**EXERCISE DIRECTIONS**: Give all of the lines again, with nothing added or dropped.

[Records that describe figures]
====================
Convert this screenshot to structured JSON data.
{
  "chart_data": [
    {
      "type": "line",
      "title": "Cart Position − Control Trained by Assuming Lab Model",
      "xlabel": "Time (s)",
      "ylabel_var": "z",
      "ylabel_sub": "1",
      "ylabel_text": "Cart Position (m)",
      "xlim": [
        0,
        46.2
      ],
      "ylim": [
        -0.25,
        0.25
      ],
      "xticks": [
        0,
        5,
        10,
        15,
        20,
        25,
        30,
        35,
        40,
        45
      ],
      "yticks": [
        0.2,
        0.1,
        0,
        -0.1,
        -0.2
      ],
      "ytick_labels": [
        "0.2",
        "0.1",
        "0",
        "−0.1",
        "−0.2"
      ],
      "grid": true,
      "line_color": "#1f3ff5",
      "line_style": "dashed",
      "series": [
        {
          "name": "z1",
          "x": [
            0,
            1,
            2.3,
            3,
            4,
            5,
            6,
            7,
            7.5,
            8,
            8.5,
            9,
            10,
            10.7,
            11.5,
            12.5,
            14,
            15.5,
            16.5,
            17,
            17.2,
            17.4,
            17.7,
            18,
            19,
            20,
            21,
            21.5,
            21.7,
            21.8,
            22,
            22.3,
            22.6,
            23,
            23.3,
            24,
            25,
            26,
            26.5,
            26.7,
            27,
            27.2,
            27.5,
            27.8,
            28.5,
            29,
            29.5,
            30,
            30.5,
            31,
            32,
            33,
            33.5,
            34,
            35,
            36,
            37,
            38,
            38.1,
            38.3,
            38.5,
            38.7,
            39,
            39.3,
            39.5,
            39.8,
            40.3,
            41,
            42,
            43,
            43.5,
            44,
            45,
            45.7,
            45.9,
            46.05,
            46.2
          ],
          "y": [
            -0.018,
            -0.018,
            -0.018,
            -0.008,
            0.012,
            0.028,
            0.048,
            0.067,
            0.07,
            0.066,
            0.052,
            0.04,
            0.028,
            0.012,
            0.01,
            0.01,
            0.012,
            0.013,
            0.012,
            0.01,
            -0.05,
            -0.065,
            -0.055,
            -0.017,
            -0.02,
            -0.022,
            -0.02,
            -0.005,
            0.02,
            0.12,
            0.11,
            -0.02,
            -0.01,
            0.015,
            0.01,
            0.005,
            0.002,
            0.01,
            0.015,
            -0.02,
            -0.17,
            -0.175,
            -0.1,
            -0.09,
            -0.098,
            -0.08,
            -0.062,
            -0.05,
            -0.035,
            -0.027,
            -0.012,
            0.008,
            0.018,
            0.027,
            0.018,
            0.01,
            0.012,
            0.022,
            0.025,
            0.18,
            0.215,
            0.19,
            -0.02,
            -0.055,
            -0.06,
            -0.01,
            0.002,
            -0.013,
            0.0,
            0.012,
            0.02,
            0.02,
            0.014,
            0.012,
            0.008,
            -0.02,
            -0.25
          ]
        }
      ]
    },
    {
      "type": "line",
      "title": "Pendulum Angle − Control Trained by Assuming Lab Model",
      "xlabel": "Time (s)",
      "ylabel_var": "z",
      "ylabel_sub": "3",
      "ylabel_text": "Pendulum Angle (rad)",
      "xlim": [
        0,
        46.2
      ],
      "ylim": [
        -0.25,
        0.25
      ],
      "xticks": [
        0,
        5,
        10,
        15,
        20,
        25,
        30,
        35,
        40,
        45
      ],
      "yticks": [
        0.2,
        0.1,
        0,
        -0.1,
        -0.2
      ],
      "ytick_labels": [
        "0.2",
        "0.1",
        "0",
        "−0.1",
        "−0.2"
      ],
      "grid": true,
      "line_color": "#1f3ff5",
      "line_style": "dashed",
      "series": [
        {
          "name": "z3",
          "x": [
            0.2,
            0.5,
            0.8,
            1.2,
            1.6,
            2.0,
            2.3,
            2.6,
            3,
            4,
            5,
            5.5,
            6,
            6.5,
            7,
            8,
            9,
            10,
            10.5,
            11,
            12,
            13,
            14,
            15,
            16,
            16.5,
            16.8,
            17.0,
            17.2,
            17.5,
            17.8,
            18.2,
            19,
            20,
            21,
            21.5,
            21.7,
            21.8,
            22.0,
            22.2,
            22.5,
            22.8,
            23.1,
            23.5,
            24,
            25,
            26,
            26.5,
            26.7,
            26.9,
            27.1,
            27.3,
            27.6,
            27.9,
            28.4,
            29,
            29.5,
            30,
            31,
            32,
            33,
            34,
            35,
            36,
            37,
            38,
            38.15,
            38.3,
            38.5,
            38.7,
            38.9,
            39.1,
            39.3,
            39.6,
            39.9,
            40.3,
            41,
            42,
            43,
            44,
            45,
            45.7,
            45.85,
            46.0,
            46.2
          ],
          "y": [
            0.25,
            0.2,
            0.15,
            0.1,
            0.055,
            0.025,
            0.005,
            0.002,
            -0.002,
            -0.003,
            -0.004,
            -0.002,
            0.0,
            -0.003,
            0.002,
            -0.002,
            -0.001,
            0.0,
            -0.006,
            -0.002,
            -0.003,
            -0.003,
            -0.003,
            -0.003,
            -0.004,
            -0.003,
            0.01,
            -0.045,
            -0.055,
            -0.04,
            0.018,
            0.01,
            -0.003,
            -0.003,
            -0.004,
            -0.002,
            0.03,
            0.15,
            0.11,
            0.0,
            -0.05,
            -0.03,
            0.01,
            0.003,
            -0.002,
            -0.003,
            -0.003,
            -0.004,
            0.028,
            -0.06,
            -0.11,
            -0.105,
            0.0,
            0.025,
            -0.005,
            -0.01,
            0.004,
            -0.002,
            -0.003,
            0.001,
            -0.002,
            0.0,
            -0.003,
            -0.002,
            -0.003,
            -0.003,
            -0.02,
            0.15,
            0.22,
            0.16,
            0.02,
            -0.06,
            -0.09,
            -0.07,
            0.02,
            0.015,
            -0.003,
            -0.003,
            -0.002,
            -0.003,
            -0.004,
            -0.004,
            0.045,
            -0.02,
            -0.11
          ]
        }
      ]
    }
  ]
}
====================
**FINISHED EXERCISE**:
Convert this screenshot to structured JSON data.
{
  "chart_data": [
    {
      "type": "line",
      "title": "Cart Position − Control Trained by Assuming Lab Model",
      "xlabel": "Time (s)",
      "ylabel_var": "z",
      "ylabel_sub": "1",
      "ylabel_text": "Cart Position (m)",
      "xlim": [
        0,
        46.2
      ],
      "ylim": [
        -0.25,
        0.25
      ],
      "xticks": [
        0,
        5,
        10,
        15,
        20,
        25,
        30,
        35,
        40,
        45
      ],
      "yticks": [
        0.2,
        0.1,
        0,
        -0.1,
        -0.2
      ],
      "ytick_labels": [
        "0.2",
        "0.1",
        "0",
        "−0.1",
        "−0.2"
      ],
      "grid": true,
      "line_color": "#1f3ff5",
      "line_style": "dashed",
      "series": [
        {
          "name": "z1",
          "x": [
            0,
            1,
            2.3,
            3,
            4,
            5,
            6,
            7,
            7.5,
            8,
            8.5,
            9,
            10,
            10.7,
            11.5,
            12.5,
            14,
            15.5,
            16.5,
            17,
            17.2,
            17.4,
            17.7,
            18,
            19,
            20,
            21,
            21.5,
            21.7,
            21.8,
            22,
            22.3,
            22.6,
            23,
            23.3,
            24,
            25,
            26,
            26.5,
            26.7,
            27,
            27.2,
            27.5,
            27.8,
            28.5,
            29,
            29.5,
            30,
            30.5,
            31,
            32,
            33,
            33.5,
            34,
            35,
            36,
            37,
            38,
            38.1,
            38.3,
            38.5,
            38.7,
            39,
            39.3,
            39.5,
            39.8,
            40.3,
            41,
            42,
            43,
            43.5,
            44,
            45,
            45.7,
            45.9,
            46.05,
            46.2
          ],
          "y": [
            -0.018,
            -0.018,
            -0.018,
            -0.008,
            0.012,
            0.028,
            0.048,
            0.067,
            0.07,
            0.066,
            0.052,
            0.04,
            0.028,
            0.012,
            0.01,
            0.01,
            0.012,
            0.013,
            0.012,
            0.01,
            -0.05,
            -0.065,
            -0.055,
            -0.017,
            -0.02,
            -0.022,
            -0.02,
            -0.005,
            0.02,
            0.12,
            0.11,
            -0.02,
            -0.01,
            0.015,
            0.01,
            0.005,
            0.002,
            0.01,
            0.015,
            -0.02,
            -0.17,
            -0.175,
            -0.1,
            -0.09,
            -0.098,
            -0.08,
            -0.062,
            -0.05,
            -0.035,
            -0.027,
            -0.012,
            0.008,
            0.018,
            0.027,
            0.018,
            0.01,
            0.012,
            0.022,
            0.025,
            0.18,
            0.215,
            0.19,
            -0.02,
            -0.055,
            -0.06,
            -0.01,
            0.002,
            -0.013,
            0.0,
            0.012,
            0.02,
            0.02,
            0.014,
            0.012,
            0.008,
            -0.02,
            -0.25
          ]
        }
      ]
    },
    {
      "type": "line",
      "title": "Pendulum Angle − Control Trained by Assuming Lab Model",
      "xlabel": "Time (s)",
      "ylabel_var": "z",
      "ylabel_sub": "3",
      "ylabel_text": "Pendulum Angle (rad)",
      "xlim": [
        0,
        46.2
      ],
      "ylim": [
        -0.25,
        0.25
      ],
      "xticks": [
        0,
        5,
        10,
        15,
        20,
        25,
        30,
        35,
        40,
        45
      ],
      "yticks": [
        0.2,
        0.1,
        0,
        -0.1,
        -0.2
      ],
      "ytick_labels": [
        "0.2",
        "0.1",
        "0",
        "−0.1",
        "−0.2"
      ],
      "grid": true,
      "line_color": "#1f3ff5",
      "line_style": "dashed",
      "series": [
        {
          "name": "z3",
          "x": [
            0.2,
            0.5,
            0.8,
            1.2,
            1.6,
            2.0,
            2.3,
            2.6,
            3,
            4,
            5,
            5.5,
            6,
            6.5,
            7,
            8,
            9,
            10,
            10.5,
            11,
            12,
            13,
            14,
            15,
            16,
            16.5,
            16.8,
            17.0,
            17.2,
            17.5,
            17.8,
            18.2,
            19,
            20,
            21,
            21.5,
            21.7,
            21.8,
            22.0,
            22.2,
            22.5,
            22.8,
            23.1,
            23.5,
            24,
            25,
            26,
            26.5,
            26.7,
            26.9,
            27.1,
            27.3,
            27.6,
            27.9,
            28.4,
            29,
            29.5,
            30,
            31,
            32,
            33,
            34,
            35,
            36,
            37,
            38,
            38.15,
            38.3,
            38.5,
            38.7,
            38.9,
            39.1,
            39.3,
            39.6,
            39.9,
            40.3,
            41,
            42,
            43,
            44,
            45,
            45.7,
            45.85,
            46.0,
            46.2
          ],
          "y": [
            0.25,
            0.2,
            0.15,
            0.1,
            0.055,
            0.025,
            0.005,
            0.002,
            -0.002,
            -0.003,
            -0.004,
            -0.002,
            0.0,
            -0.003,
            0.002,
            -0.002,
            -0.001,
            0.0,
            -0.006,
            -0.002,
            -0.003,
            -0.003,
            -0.003,
            -0.003,
            -0.004,
            -0.003,
            0.01,
            -0.045,
            -0.055,
            -0.04,
            0.018,
            0.01,
            -0.003,
            -0.003,
            -0.004,
            -0.002,
            0.03,
            0.15,
            0.11,
            0.0,
            -0.05,
            -0.03,
            0.01,
            0.003,
            -0.002,
            -0.003,
            -0.003,
            -0.004,
            0.028,
            -0.06,
            -0.11,
            -0.105,
            0.0,
            0.025,
            -0.005,
            -0.01,
            0.004,
            -0.002,
            -0.003,
            0.001,
            -0.002,
            0.0,
            -0.003,
            -0.002,
            -0.003,
            -0.003,
            -0.02,
            0.15,
            0.22,
            0.16,
            0.02,
            -0.06,
            -0.09,
            -0.07,
            0.02,
            0.015,
            -0.003,
            -0.003,
            -0.002,
            -0.003,
            -0.004,
            -0.004,
            0.045,
            -0.02,
            -0.11
          ]
        }
      ]
    }
  ]
}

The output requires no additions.